→ TASK
Search the listing below for the string "document" and show each line that contains it.

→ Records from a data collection
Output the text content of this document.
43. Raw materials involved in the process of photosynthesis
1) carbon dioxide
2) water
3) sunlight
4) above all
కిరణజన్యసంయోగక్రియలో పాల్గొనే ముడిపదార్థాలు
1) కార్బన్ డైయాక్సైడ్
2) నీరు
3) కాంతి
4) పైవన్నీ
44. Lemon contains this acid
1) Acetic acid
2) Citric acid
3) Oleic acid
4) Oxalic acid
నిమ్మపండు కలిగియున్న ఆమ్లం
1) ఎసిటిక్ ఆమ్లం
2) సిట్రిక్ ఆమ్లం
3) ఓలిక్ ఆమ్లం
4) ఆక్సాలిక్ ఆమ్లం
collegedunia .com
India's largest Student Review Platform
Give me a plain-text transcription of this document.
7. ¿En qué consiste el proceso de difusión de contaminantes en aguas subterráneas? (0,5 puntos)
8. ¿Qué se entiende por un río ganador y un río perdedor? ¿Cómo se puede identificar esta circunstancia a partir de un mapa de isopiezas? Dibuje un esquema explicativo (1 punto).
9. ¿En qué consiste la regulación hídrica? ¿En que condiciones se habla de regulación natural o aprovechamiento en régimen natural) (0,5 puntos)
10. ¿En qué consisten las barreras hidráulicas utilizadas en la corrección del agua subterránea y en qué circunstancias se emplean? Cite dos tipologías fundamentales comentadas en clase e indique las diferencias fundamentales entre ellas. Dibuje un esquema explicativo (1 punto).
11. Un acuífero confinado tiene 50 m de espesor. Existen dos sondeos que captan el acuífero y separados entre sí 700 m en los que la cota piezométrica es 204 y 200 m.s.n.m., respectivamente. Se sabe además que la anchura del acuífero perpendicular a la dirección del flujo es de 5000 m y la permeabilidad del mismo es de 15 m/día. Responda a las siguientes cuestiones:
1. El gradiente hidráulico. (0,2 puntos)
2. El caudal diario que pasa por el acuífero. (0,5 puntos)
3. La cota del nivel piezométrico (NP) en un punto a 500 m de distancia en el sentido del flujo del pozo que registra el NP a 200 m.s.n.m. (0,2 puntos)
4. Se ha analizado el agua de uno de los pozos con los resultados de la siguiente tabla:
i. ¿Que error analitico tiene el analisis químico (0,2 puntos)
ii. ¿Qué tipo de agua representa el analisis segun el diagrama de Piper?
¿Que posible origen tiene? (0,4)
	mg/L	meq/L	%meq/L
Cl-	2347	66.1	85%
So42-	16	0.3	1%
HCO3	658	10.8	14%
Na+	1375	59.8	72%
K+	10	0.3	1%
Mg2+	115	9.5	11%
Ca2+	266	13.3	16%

* * *

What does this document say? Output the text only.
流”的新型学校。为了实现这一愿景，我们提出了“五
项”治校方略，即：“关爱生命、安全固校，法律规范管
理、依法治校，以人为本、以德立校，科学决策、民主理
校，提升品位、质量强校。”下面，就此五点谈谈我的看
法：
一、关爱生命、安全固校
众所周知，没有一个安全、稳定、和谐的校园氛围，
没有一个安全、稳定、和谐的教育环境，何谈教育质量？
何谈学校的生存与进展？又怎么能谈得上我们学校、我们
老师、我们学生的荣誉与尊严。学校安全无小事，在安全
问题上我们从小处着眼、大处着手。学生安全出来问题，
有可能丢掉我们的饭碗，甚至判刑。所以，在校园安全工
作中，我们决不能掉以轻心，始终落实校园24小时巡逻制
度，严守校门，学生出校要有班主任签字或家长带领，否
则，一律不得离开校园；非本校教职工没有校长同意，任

---

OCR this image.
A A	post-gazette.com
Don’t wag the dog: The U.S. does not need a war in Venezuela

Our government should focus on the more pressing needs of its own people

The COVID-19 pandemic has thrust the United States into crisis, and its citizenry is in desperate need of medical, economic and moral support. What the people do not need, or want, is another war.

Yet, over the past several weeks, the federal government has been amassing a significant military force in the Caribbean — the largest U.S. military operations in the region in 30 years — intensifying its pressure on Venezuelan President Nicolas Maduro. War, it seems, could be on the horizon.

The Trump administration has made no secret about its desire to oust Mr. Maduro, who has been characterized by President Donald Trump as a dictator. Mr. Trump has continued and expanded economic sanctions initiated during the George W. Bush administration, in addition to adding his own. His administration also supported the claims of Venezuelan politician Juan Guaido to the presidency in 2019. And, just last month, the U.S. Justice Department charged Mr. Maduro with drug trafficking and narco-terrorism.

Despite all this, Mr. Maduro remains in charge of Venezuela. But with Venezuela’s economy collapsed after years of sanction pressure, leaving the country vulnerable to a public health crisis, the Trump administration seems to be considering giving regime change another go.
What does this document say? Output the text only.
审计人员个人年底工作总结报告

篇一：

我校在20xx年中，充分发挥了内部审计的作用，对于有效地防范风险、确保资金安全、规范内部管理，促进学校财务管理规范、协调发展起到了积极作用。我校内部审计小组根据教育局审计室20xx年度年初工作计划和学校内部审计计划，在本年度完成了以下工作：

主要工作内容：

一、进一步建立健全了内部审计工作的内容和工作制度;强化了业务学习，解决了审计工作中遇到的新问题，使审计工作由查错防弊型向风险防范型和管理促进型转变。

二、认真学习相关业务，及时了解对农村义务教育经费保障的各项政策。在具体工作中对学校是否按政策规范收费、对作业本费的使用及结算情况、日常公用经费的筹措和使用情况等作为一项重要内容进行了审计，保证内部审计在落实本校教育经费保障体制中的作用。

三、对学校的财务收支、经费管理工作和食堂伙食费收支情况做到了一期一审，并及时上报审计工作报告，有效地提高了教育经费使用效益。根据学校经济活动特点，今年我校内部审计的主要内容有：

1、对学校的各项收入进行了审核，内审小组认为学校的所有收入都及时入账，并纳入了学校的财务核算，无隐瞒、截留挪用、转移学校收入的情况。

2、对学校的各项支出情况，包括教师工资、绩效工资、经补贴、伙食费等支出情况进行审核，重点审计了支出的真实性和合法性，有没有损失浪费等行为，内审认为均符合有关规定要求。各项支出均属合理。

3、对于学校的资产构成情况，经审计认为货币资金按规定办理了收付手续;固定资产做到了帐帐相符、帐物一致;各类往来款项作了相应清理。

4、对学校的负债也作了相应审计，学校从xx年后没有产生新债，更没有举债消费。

→ EXPECTED OUTPUT
Output the text content of this document.
Give me a plain-text transcription of this document.
What does this document say? Output the text only.
What does this document say? Output the text only.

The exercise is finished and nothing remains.